>> start
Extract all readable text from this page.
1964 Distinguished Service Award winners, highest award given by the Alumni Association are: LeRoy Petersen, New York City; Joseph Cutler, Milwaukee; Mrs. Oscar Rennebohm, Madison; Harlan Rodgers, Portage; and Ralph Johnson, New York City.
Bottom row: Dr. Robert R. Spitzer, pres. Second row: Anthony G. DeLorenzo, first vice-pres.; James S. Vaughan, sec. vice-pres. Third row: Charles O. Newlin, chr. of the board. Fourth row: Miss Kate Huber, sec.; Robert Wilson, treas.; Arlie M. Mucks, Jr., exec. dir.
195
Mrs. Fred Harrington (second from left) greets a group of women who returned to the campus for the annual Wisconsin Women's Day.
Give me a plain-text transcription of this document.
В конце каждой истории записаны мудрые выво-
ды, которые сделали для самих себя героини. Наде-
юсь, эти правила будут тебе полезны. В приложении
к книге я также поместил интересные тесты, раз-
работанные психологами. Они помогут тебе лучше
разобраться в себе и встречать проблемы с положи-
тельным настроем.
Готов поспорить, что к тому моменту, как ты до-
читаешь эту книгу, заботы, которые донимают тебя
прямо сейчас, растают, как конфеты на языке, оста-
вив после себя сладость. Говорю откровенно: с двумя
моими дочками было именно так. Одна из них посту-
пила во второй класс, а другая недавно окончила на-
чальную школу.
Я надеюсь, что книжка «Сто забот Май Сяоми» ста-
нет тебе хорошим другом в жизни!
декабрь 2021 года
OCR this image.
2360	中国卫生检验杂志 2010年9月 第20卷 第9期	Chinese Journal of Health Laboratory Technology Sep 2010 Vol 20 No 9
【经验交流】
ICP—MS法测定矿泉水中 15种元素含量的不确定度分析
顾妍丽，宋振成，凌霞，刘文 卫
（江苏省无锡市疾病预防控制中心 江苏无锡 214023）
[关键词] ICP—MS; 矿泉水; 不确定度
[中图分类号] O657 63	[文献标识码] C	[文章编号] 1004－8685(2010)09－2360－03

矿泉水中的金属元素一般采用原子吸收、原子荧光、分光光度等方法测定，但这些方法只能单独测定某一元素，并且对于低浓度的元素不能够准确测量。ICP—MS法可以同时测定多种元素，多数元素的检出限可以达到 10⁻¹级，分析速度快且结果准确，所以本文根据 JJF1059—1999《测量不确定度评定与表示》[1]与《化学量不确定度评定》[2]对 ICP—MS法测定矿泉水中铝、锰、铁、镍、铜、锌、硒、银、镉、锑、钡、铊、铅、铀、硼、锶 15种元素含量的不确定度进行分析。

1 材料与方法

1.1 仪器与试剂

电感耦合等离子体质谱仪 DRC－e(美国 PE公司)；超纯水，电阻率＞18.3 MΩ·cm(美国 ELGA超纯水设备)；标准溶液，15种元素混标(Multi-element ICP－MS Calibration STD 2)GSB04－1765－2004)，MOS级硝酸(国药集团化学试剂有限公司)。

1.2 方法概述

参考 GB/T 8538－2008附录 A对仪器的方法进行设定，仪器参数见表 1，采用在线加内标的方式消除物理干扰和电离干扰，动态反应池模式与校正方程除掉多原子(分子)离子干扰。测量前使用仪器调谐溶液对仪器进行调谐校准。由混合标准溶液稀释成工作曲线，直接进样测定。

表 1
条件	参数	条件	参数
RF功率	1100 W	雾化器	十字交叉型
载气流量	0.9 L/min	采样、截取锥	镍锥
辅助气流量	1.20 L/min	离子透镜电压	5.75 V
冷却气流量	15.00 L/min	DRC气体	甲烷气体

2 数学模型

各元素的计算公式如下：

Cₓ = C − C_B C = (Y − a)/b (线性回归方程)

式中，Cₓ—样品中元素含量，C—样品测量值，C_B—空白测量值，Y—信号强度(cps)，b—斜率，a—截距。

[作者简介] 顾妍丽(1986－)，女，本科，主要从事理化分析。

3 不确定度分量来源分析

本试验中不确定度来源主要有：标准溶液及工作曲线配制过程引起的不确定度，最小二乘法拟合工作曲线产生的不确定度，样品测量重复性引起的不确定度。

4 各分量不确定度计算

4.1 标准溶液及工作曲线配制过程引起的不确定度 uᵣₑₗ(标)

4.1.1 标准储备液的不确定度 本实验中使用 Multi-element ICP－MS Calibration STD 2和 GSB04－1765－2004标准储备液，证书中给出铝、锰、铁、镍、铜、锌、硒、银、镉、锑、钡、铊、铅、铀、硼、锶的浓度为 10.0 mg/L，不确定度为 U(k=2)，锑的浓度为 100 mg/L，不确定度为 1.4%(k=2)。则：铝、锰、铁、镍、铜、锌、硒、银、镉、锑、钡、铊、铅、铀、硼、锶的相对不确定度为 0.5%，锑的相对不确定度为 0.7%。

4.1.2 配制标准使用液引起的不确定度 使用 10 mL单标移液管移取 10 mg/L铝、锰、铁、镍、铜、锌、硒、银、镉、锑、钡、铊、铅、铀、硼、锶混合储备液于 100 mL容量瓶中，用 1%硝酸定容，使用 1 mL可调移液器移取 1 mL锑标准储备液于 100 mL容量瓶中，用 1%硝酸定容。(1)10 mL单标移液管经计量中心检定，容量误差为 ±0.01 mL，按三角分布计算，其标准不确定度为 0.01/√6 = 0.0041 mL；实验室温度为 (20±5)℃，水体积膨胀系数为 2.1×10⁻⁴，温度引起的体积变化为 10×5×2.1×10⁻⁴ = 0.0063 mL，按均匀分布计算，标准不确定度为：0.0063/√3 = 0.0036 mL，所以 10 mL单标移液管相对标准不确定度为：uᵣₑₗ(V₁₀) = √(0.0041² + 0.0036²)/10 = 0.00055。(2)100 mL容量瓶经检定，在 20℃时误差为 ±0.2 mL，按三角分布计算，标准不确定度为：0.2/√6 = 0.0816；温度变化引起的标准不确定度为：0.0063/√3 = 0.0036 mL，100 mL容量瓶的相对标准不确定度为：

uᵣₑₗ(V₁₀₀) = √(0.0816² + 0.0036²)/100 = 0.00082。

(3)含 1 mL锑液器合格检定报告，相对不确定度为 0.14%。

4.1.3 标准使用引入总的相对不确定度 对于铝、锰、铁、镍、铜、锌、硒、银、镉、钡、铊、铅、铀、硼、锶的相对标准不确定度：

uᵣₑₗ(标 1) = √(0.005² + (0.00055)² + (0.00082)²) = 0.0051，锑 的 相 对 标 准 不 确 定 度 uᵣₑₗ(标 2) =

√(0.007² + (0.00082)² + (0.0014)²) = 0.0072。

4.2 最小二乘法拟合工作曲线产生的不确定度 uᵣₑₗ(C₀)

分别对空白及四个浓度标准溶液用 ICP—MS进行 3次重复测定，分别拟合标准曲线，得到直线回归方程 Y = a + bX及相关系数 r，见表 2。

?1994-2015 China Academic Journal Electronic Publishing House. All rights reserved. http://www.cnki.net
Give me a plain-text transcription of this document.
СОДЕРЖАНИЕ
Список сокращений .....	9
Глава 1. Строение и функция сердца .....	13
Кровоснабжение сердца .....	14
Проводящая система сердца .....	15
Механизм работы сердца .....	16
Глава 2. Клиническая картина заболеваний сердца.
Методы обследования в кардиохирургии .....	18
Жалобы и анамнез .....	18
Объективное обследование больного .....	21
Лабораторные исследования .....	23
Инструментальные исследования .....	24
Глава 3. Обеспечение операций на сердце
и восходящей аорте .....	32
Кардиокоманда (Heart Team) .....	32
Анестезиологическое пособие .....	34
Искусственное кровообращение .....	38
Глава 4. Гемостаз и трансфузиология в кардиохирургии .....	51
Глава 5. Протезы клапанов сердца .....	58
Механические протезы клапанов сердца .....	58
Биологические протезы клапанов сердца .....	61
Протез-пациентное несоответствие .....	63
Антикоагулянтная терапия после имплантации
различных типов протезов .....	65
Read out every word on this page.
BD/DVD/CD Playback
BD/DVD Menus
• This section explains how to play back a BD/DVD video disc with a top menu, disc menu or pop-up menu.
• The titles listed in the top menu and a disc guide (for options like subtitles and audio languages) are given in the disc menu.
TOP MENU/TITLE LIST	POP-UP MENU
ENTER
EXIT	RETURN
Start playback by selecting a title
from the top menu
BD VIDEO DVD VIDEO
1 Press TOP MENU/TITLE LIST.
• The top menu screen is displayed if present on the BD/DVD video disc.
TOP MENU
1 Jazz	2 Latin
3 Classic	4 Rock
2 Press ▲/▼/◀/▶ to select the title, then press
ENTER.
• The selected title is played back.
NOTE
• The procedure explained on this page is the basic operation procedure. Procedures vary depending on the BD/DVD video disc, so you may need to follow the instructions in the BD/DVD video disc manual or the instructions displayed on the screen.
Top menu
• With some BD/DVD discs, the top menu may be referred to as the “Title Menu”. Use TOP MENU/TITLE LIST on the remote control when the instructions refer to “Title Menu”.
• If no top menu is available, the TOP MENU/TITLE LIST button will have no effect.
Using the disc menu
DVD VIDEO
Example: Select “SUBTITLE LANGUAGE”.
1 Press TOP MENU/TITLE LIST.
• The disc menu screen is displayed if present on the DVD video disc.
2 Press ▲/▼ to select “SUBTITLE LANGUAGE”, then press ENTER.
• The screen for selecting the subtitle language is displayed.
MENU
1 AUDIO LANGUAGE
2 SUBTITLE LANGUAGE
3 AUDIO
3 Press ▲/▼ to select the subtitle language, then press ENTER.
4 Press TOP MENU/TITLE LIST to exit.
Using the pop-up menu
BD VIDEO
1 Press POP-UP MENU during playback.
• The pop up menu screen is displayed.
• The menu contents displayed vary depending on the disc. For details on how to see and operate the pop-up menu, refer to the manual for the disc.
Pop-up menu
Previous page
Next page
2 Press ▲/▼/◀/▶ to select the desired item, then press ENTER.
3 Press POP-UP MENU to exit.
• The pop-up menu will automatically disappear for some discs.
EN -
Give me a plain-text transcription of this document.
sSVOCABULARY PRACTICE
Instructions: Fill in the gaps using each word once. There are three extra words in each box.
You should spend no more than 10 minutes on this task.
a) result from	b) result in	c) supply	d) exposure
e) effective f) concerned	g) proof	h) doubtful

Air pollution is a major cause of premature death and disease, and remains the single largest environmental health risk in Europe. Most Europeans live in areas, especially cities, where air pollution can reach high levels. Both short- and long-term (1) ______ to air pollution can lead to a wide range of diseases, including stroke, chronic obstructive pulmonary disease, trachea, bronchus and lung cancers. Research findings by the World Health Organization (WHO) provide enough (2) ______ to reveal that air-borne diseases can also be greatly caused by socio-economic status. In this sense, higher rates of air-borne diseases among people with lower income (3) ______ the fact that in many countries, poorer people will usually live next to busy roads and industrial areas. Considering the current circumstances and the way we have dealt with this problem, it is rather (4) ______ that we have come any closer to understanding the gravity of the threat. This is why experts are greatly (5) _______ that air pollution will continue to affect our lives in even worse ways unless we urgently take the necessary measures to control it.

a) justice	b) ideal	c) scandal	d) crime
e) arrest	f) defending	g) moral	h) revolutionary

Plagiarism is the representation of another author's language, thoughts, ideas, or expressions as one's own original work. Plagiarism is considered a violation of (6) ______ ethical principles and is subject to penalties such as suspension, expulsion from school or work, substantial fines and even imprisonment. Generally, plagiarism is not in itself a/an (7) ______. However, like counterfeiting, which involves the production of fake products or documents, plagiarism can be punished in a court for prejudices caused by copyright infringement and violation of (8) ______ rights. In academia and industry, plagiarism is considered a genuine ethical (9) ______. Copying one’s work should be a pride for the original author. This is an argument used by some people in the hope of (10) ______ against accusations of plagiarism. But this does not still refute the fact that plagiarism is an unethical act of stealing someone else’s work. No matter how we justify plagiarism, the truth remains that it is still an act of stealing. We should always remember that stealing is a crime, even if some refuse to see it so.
>> end
The exercise:
From the entries above, list each line with "refer" in it.

The result:
• With some BD/DVD discs, the top menu may be referred to as the “Title Menu”. Use TOP MENU/TITLE LIST on the remote control when the instructions refer to “Title Menu”.
• The menu contents displayed vary depending on the disc. For details on how to see and operate the pop-up menu, refer to the manual for the disc.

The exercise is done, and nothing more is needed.